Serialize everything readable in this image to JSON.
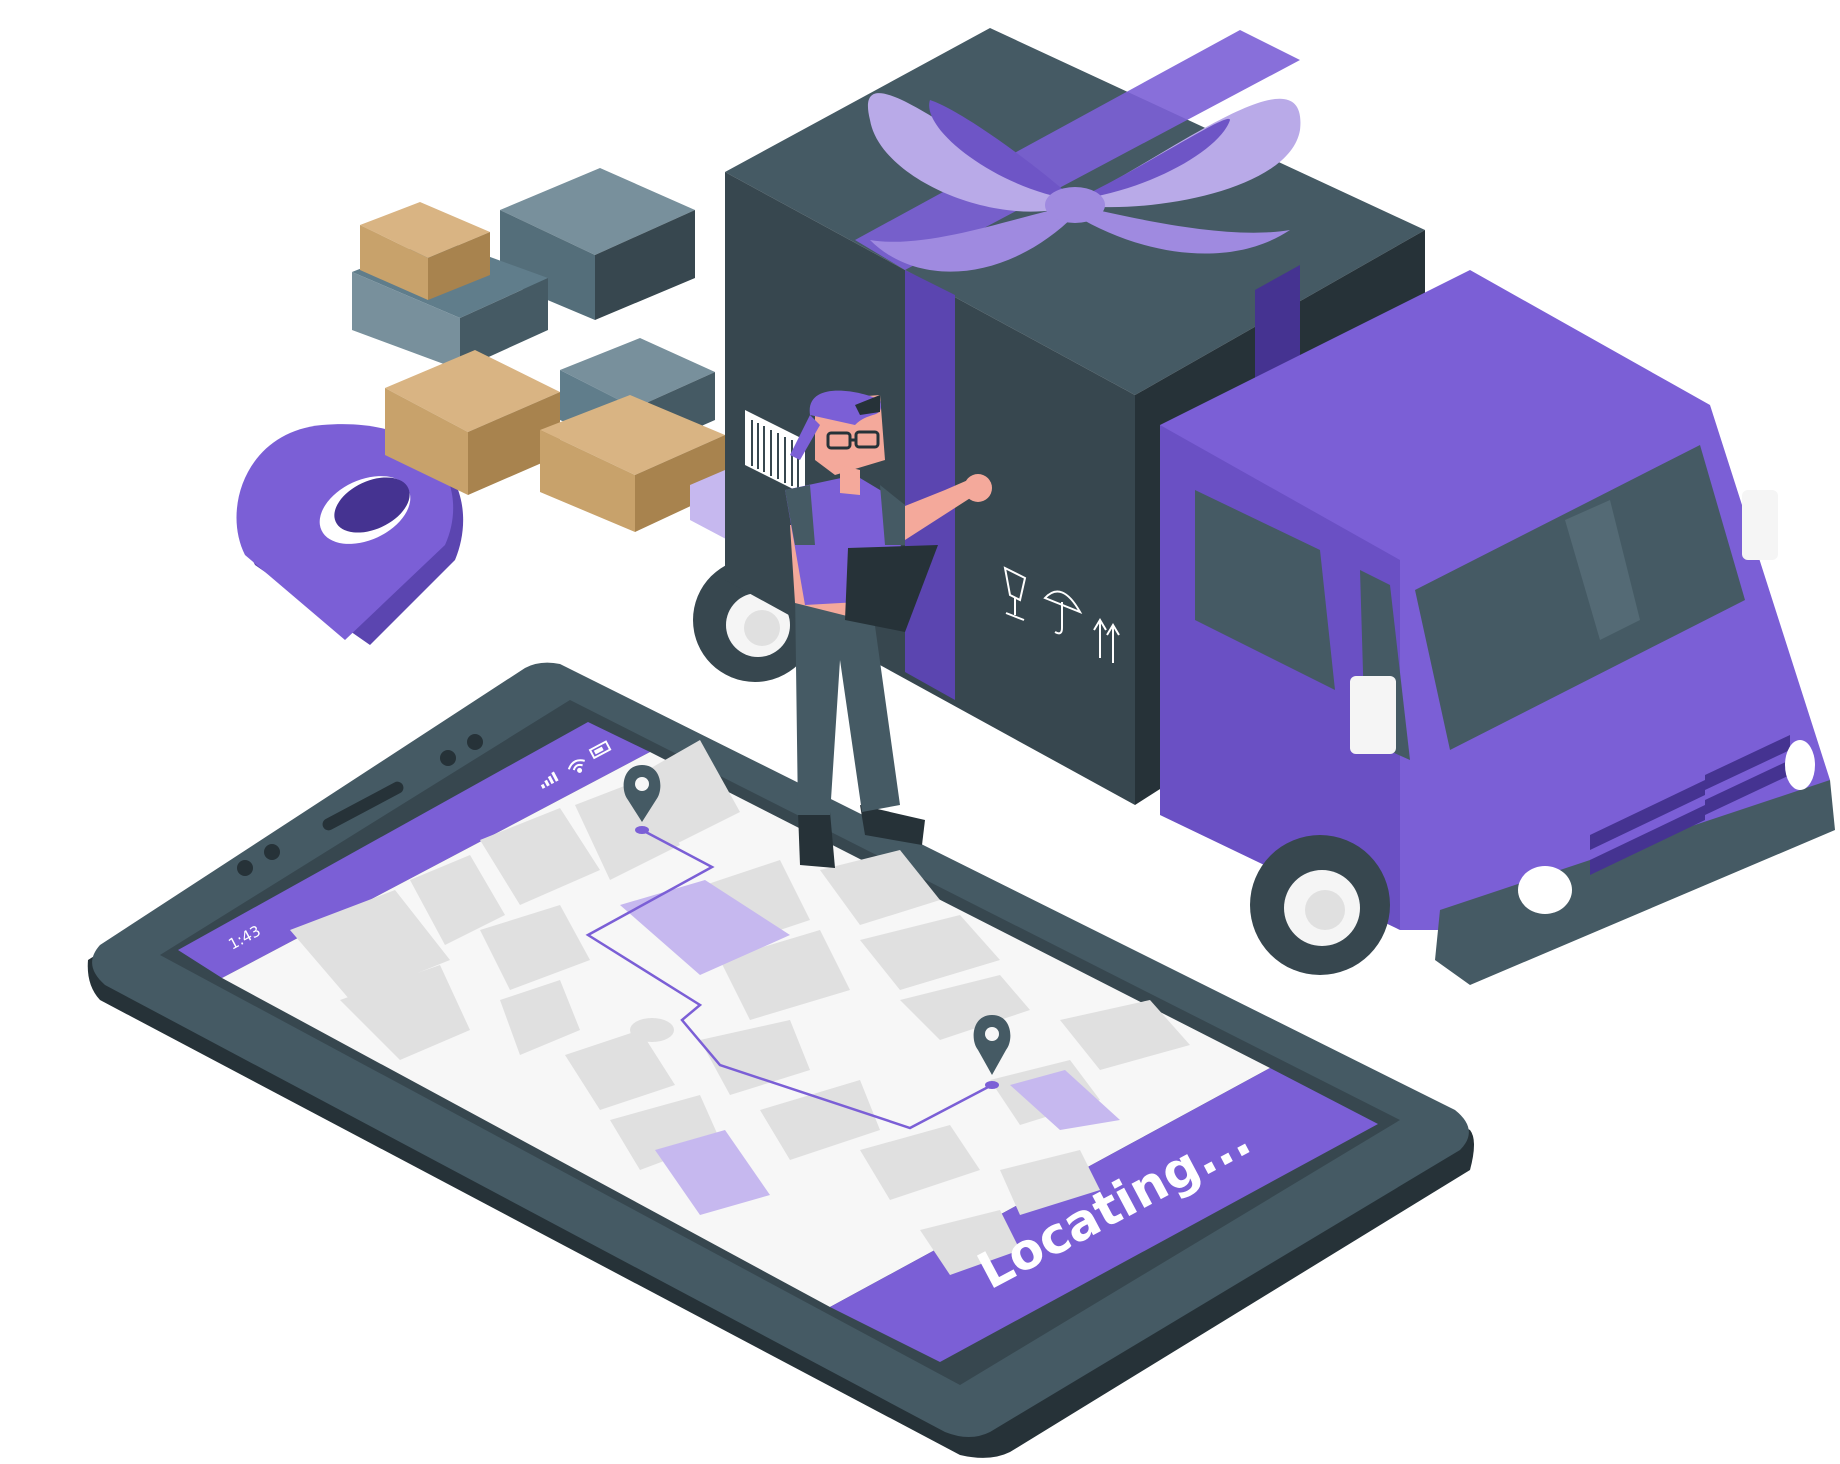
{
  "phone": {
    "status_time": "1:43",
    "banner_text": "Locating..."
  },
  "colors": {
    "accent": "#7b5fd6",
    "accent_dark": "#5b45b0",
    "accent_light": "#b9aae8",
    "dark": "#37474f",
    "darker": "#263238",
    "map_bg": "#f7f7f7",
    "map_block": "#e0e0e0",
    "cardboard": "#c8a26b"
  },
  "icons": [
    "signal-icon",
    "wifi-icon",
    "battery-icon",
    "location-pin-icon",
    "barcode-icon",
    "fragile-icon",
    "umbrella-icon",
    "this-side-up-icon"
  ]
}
- - - - -
What the task requires:
Quote the material exactly. Pictures stay out.

Reply to the exercise:
Serialize everything readable in this image to JSON.
{
  "phone": {
    "status_time": "1:43",
    "banner_text": "Locating..."
  },
  "colors": {
    "accent": "#7b5fd6",
    "accent_dark": "#5b45b0",
    "accent_light": "#b9aae8",
    "dark": "#37474f",
    "darker": "#263238",
    "map_bg": "#f7f7f7",
    "map_block": "#e0e0e0",
    "cardboard": "#c8a26b"
  },
  "icons": [
    "signal-icon",
    "wifi-icon",
    "battery-icon",
    "location-pin-icon",
    "barcode-icon",
    "fragile-icon",
    "umbrella-icon",
    "this-side-up-icon"
  ]
}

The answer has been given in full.